**What the task asks:** Images embedded in the records are excluded; print everything else exactly as given.
━━ Available records ━━
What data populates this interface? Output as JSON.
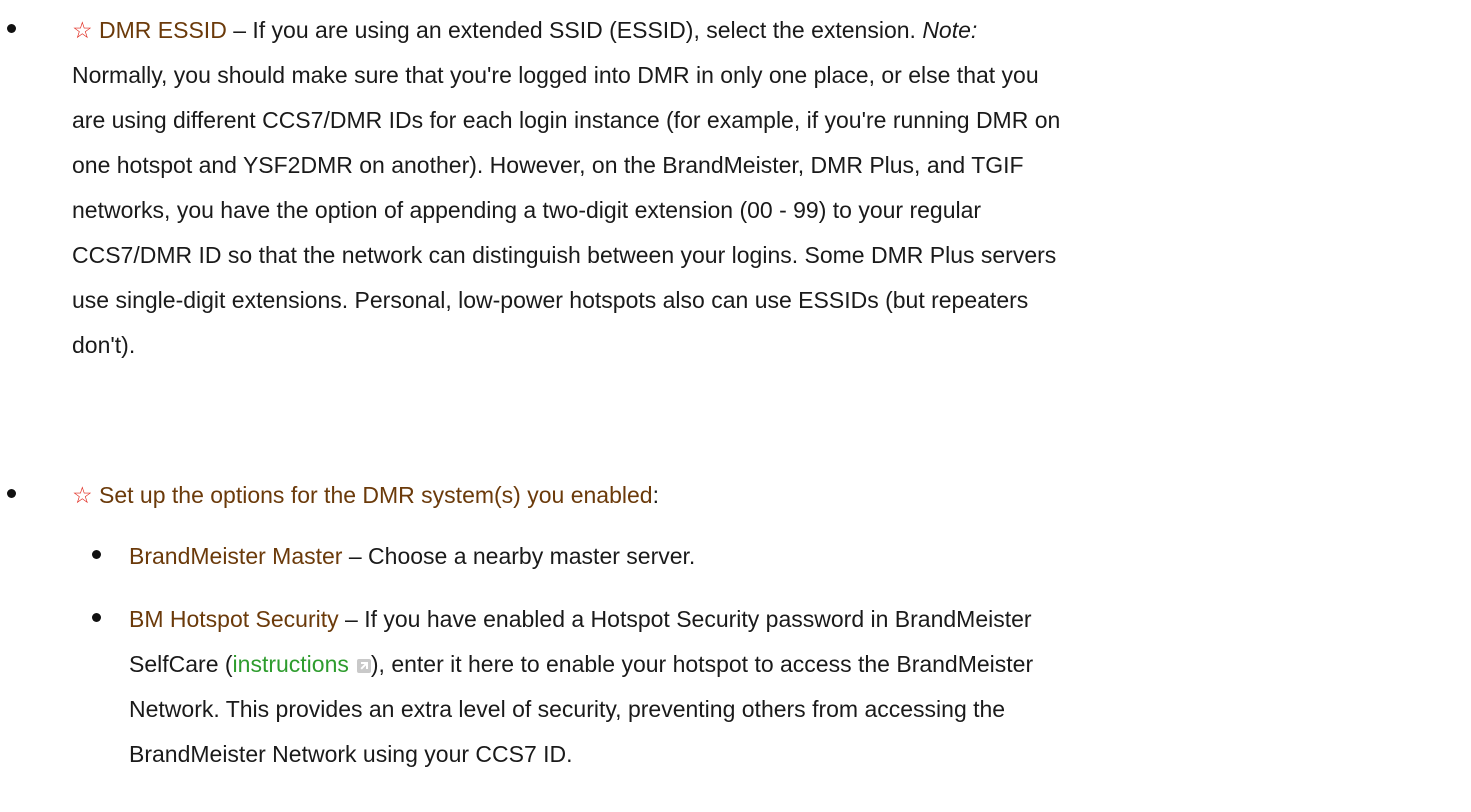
{
  "star_glyph": "☆",
  "colors": {
    "term": "#6b3a0a",
    "star": "#e0261b",
    "link": "#2e9c2e",
    "text": "#1a1a1a"
  },
  "items": [
    {
      "term": "DMR ESSID",
      "dash": " – ",
      "lines": [
        "If you are using an extended SSID (ESSID), select the extension. ",
        "Normally, you should make sure that you're logged into DMR in only one place, or else that you",
        "are using different CCS7/DMR IDs for each login instance (for example, if you're running DMR on",
        "one hotspot and YSF2DMR on another). However, on the BrandMeister, DMR Plus, and TGIF",
        "networks, you have the option of appending a two-digit extension (00 - 99) to your regular",
        "CCS7/DMR ID so that the network can distinguish between your logins. Some DMR Plus servers",
        "use single-digit extensions. Personal, low-power hotspots also can use ESSIDs (but repeaters",
        "don't)."
      ],
      "note_label": "Note:"
    },
    {
      "term": "Set up the options for the DMR system(s) you enabled",
      "suffix": ":"
    }
  ],
  "subitems": [
    {
      "term": "BrandMeister Master",
      "dash": " – ",
      "text": "Choose a nearby master server."
    },
    {
      "term": "BM Hotspot Security",
      "dash": " – ",
      "line1": "If you have enabled a Hotspot Security password in BrandMeister",
      "line2_before": "SelfCare (",
      "link": "instructions",
      "link_icon": "external-link-icon",
      "line2_after": "), enter it here to enable your hotspot to access the BrandMeister",
      "line3": "Network. This provides an extra level of security, preventing others from accessing the",
      "line4": "BrandMeister Network using your CCS7 ID."
    }
  ]
}
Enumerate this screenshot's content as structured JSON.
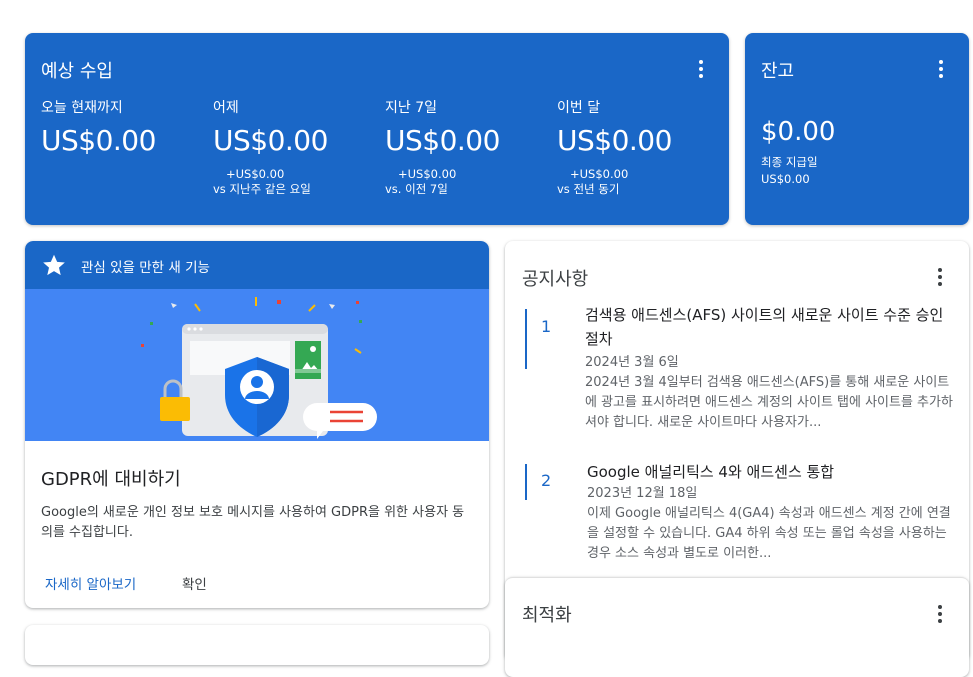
{
  "earnings": {
    "title": "예상 수입",
    "metrics": [
      {
        "label": "오늘 현재까지",
        "value": "US$0.00",
        "delta": "",
        "compare": ""
      },
      {
        "label": "어제",
        "value": "US$0.00",
        "delta": "+US$0.00",
        "compare": "vs 지난주 같은 요일"
      },
      {
        "label": "지난 7일",
        "value": "US$0.00",
        "delta": "+US$0.00",
        "compare": "vs. 이전 7일"
      },
      {
        "label": "이번 달",
        "value": "US$0.00",
        "delta": "+US$0.00",
        "compare": "vs 전년 동기"
      }
    ]
  },
  "balance": {
    "title": "잔고",
    "value": "$0.00",
    "last_payment_label": "최종 지급일",
    "last_payment_value": "US$0.00"
  },
  "feature": {
    "header": "관심 있을 만한 새 기능",
    "title": "GDPR에 대비하기",
    "description": "Google의 새로운 개인 정보 보호 메시지를 사용하여 GDPR을 위한 사용자 동의를 수집합니다.",
    "learn_more": "자세히 알아보기",
    "confirm": "확인"
  },
  "notices": {
    "title": "공지사항",
    "items": [
      {
        "num": "1",
        "title": "검색용 애드센스(AFS) 사이트의 새로운 사이트 수준 승인 절차",
        "date": "2024년 3월 6일",
        "text": "2024년 3월 4일부터 검색용 애드센스(AFS)를 통해 새로운 사이트에 광고를 표시하려면 애드센스 계정의 사이트 탭에 사이트를 추가하셔야 합니다. 새로운 사이트마다 사용자가..."
      },
      {
        "num": "2",
        "title": "Google 애널리틱스 4와 애드센스 통합",
        "date": "2023년 12월 18일",
        "text": "이제 Google 애널리틱스 4(GA4) 속성과 애드센스 계정 간에 연결을 설정할 수 있습니다. GA4 하위 속성 또는 롤업 속성을 사용하는 경우 소스 속성과 별도로 이러한..."
      }
    ]
  },
  "optimization": {
    "title": "최적화"
  },
  "colors": {
    "primary": "#1a67c7",
    "illustration_bg": "#4285f4"
  },
  "icons": {
    "menu": "more-vert-icon",
    "feature": "star-icon"
  }
}
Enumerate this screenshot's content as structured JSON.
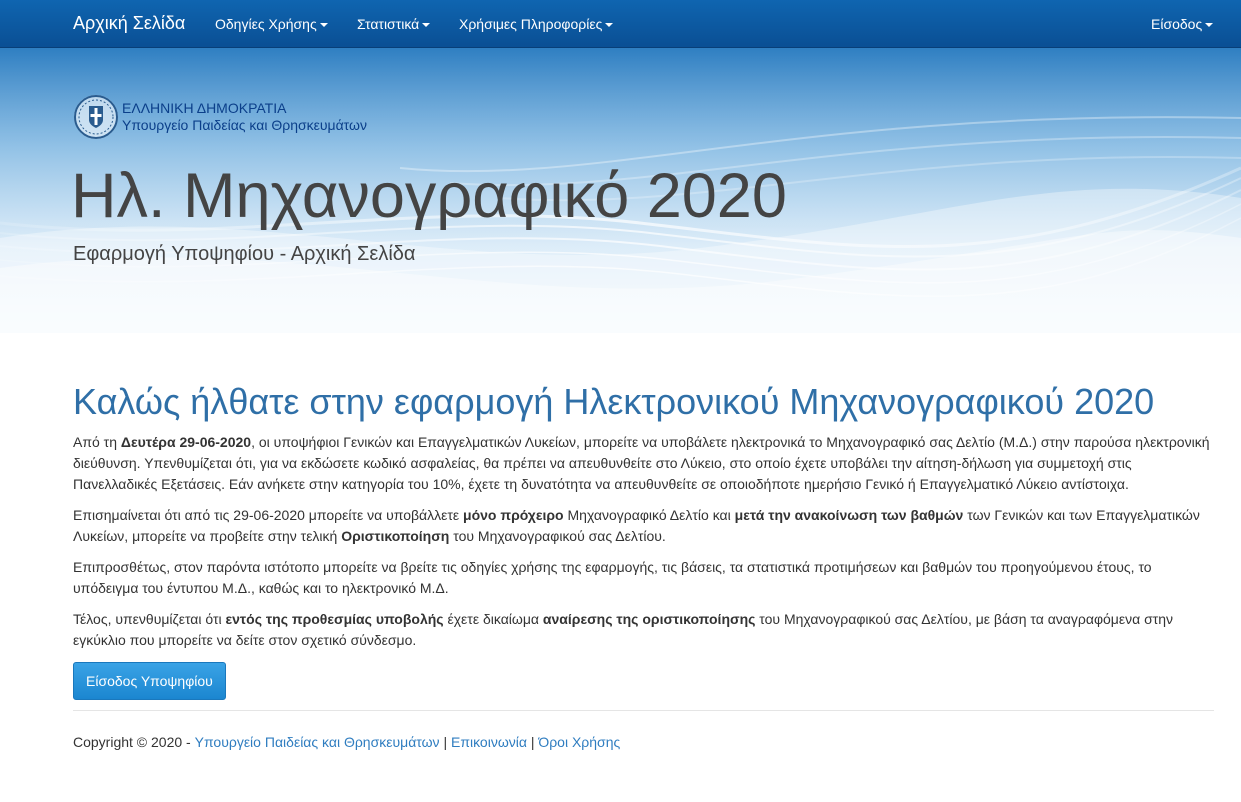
━━━
**Response to this exercise:**
What data populates this interface? Output as JSON.
{
  "star_glyph": "☆",
  "colors": {
    "term": "#6b3a0a",
    "star": "#e0261b",
    "link": "#2e9c2e",
    "text": "#1a1a1a"
  },
  "items": [
    {
      "term": "DMR ESSID",
      "dash": " – ",
      "lines": [
        "If you are using an extended SSID (ESSID), select the extension. ",
        "Normally, you should make sure that you're logged into DMR in only one place, or else that you",
        "are using different CCS7/DMR IDs for each login instance (for example, if you're running DMR on",
        "one hotspot and YSF2DMR on another). However, on the BrandMeister, DMR Plus, and TGIF",
        "networks, you have the option of appending a two-digit extension (00 - 99) to your regular",
        "CCS7/DMR ID so that the network can distinguish between your logins. Some DMR Plus servers",
        "use single-digit extensions. Personal, low-power hotspots also can use ESSIDs (but repeaters",
        "don't)."
      ],
      "note_label": "Note:"
    },
    {
      "term": "Set up the options for the DMR system(s) you enabled",
      "suffix": ":"
    }
  ],
  "subitems": [
    {
      "term": "BrandMeister Master",
      "dash": " – ",
      "text": "Choose a nearby master server."
    },
    {
      "term": "BM Hotspot Security",
      "dash": " – ",
      "line1": "If you have enabled a Hotspot Security password in BrandMeister",
      "line2_before": "SelfCare (",
      "link": "instructions",
      "link_icon": "external-link-icon",
      "line2_after": "), enter it here to enable your hotspot to access the BrandMeister",
      "line3": "Network. This provides an extra level of security, preventing others from accessing the",
      "line4": "BrandMeister Network using your CCS7 ID."
    }
  ]
}
Enumerate this screenshot's content as structured JSON.
{
  "earnings": {
    "title": "예상 수입",
    "metrics": [
      {
        "label": "오늘 현재까지",
        "value": "US$0.00",
        "delta": "",
        "compare": ""
      },
      {
        "label": "어제",
        "value": "US$0.00",
        "delta": "+US$0.00",
        "compare": "vs 지난주 같은 요일"
      },
      {
        "label": "지난 7일",
        "value": "US$0.00",
        "delta": "+US$0.00",
        "compare": "vs. 이전 7일"
      },
      {
        "label": "이번 달",
        "value": "US$0.00",
        "delta": "+US$0.00",
        "compare": "vs 전년 동기"
      }
    ]
  },
  "balance": {
    "title": "잔고",
    "value": "$0.00",
    "last_payment_label": "최종 지급일",
    "last_payment_value": "US$0.00"
  },
  "feature": {
    "header": "관심 있을 만한 새 기능",
    "title": "GDPR에 대비하기",
    "description": "Google의 새로운 개인 정보 보호 메시지를 사용하여 GDPR을 위한 사용자 동의를 수집합니다.",
    "learn_more": "자세히 알아보기",
    "confirm": "확인"
  },
  "notices": {
    "title": "공지사항",
    "items": [
      {
        "num": "1",
        "title": "검색용 애드센스(AFS) 사이트의 새로운 사이트 수준 승인 절차",
        "date": "2024년 3월 6일",
        "text": "2024년 3월 4일부터 검색용 애드센스(AFS)를 통해 새로운 사이트에 광고를 표시하려면 애드센스 계정의 사이트 탭에 사이트를 추가하셔야 합니다. 새로운 사이트마다 사용자가..."
      },
      {
        "num": "2",
        "title": "Google 애널리틱스 4와 애드센스 통합",
        "date": "2023년 12월 18일",
        "text": "이제 Google 애널리틱스 4(GA4) 속성과 애드센스 계정 간에 연결을 설정할 수 있습니다. GA4 하위 속성 또는 롤업 속성을 사용하는 경우 소스 속성과 별도로 이러한..."
      }
    ]
  },
  "optimization": {
    "title": "최적화"
  },
  "colors": {
    "primary": "#1a67c7",
    "illustration_bg": "#4285f4"
  },
  "icons": {
    "menu": "more-vert-icon",
    "feature": "star-icon"
  }
}
Enumerate this screenshot's content as structured JSON.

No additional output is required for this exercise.